**PROBLEM DESCRIPTION**
Reproduce each line exactly.

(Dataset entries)
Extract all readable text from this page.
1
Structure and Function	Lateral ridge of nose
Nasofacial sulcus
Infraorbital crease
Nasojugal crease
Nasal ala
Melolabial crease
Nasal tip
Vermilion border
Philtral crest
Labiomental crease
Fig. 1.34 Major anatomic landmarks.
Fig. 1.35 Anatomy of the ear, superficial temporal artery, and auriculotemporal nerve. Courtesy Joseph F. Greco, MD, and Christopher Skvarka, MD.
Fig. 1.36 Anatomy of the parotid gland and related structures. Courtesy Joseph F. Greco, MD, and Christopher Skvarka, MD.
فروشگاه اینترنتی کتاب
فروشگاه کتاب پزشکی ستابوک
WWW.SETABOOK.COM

**SOLUTION TO THIS PROBLEM**
Extract all readable text from this page.
1
Structure and Function	Lateral ridge of nose
Nasofacial sulcus
Infraorbital crease
Nasojugal crease
Nasal ala
Melolabial crease
Nasal tip
Vermilion border
Philtral crest
Labiomental crease
Fig. 1.34 Major anatomic landmarks.
Fig. 1.35 Anatomy of the ear, superficial temporal artery, and auriculotemporal nerve. Courtesy Joseph F. Greco, MD, and Christopher Skvarka, MD.
Fig. 1.36 Anatomy of the parotid gland and related structures. Courtesy Joseph F. Greco, MD, and Christopher Skvarka, MD.
فروشگاه اینترنتی کتاب
فروشگاه کتاب پزشکی ستابوک
WWW.SETABOOK.COM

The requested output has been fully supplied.